Extrait choisi —
___

Même en fermant les yeux sur le fameux vrai-faux rapport de l’Inspection général d’Etat (IGE) que le Maire de Ziguinchor affirmait, face caméra, « détenir » – sans jamais être en mesure de l’apporter aux juges. Et pour cause ! -, cette condamnation à 2 ans de prison risque de lui coller comme un morceau de scotch entre les jambes poilues.
Au demeurant, l’opposant qui sert à longueur de journée des discours enflammés, véritables lieux communs qui font grimacer du Gaulois, fait désormais face à un destin qu’il avait vu très grand, avec le risque sérieux de finir au fond d’un cachot si on lit bien entre les lignes du fameux discours de Macky Sall.
A tout le moins, le promoteur du « Gatsa Gatsa » (Ndlr : une insulte dont on épargnera nos lecteurs) devra s’attendre à faire face à de graves accusations d’incitation à la violence, rébellion, atteinte à la sûreté de l’Etat, collision avec des puissances étrangères, etc.
Le leader sénégalais, qui n’a sûrement pas abandonné la partie pour faire plaisir à celui qui n’a cessé de le vilipender depuis 2019, pourrait profiter des erreurs de l’ancien inspecteur des impôts défroqué pour le coincer encore plus, comme pour achever son « œuvre de salubrité publique », pour reprendre l’expression des détracteurs de Sonko.
La nouvelle donne pourrait remettre en selle des politiciens traditionnels, comme le socialiste Khalifa Sall, le libéral Idrissa Seck, où dans une moindre mesure le fils de son père, Karim Meïssa Wade.
Que Macky ait pris sa décision « sous la pression » n’est plus un argument pertinent dans la mesure où son annonce sauve non seulement la démocratie sénégalaise, mais permet d’en boucher un coin à tous ceux qui faisaient des plans sur la comète : l’hypothèse la plus farfelue étant un éventuel coup d’Etat militaire dans un pays qui n’en a jamais connu depuis son indépendance, où la quasi-totalité des officiers supérieurs sont sortis des meilleures écoles du monde.

___

Données enregistrées —

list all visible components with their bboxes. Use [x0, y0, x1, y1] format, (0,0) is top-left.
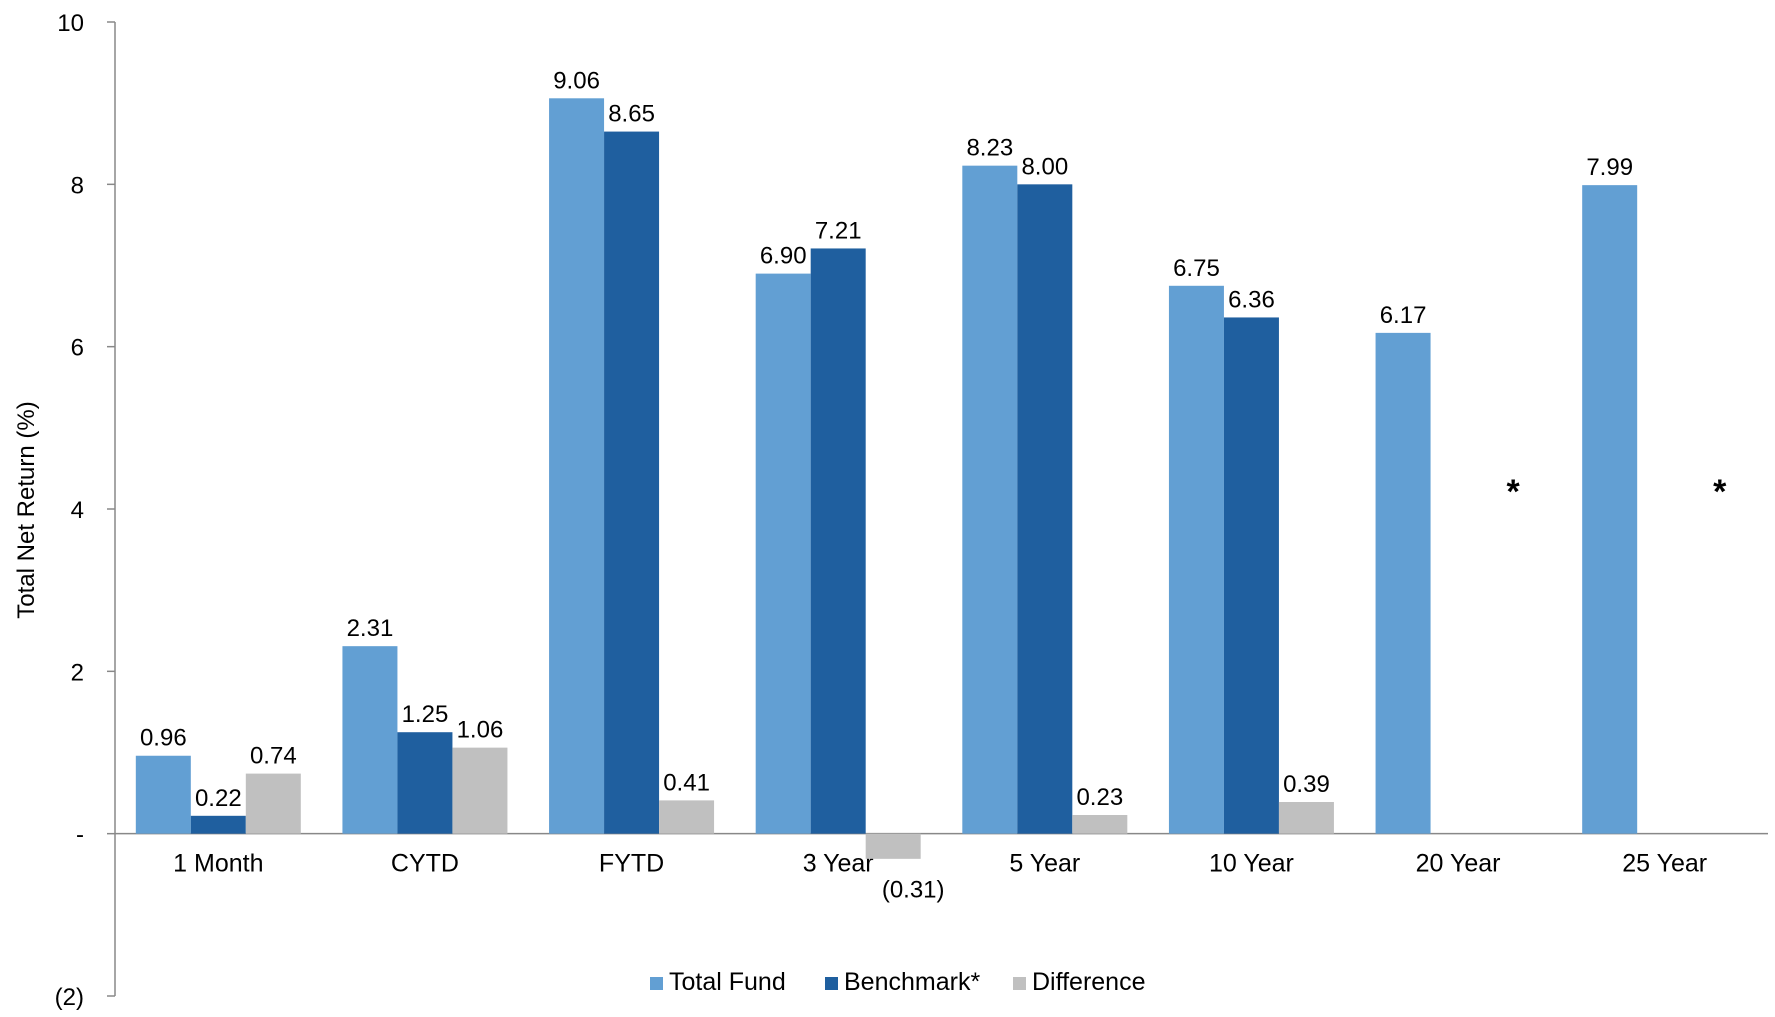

___

Consignes de l'exercice —
[1] Réécrivez le passage de l'extrait qui commence par "A tout le moins, le" et se poursuit jusqu'à "puissances étrangères, etc.", en changeant "promoteur" en "partisan".
[2] Résumez l'extrait en deux phrases.
Les lignes constituent un matériau à part, distinct de l'extrait.

Réponses proposées —
[1]
A tout le moins, le partisan du « Gatsa Gatsa » (Ndlr : une insulte dont on épargnera nos lecteurs) devra s’attendre à faire face à de graves accusations d’incitation à la violence, rébellion, atteinte à la sûreté de l’Etat, collision avec des puissances étrangères, etc.

[2] Condamné à deux ans de prison, l'opposant risque aussi de devoir répondre de graves accusations, notamment d'incitation à la violence, de rébellion et d'atteinte à la sûreté de l'État. Cette nouvelle donne pourrait remettre en selle des politiciens traditionnels comme Khalifa Sall, Idrissa Seck ou Karim Meïssa Wade, tandis que l'annonce de Macky Sall sauve la démocratie sénégalaise.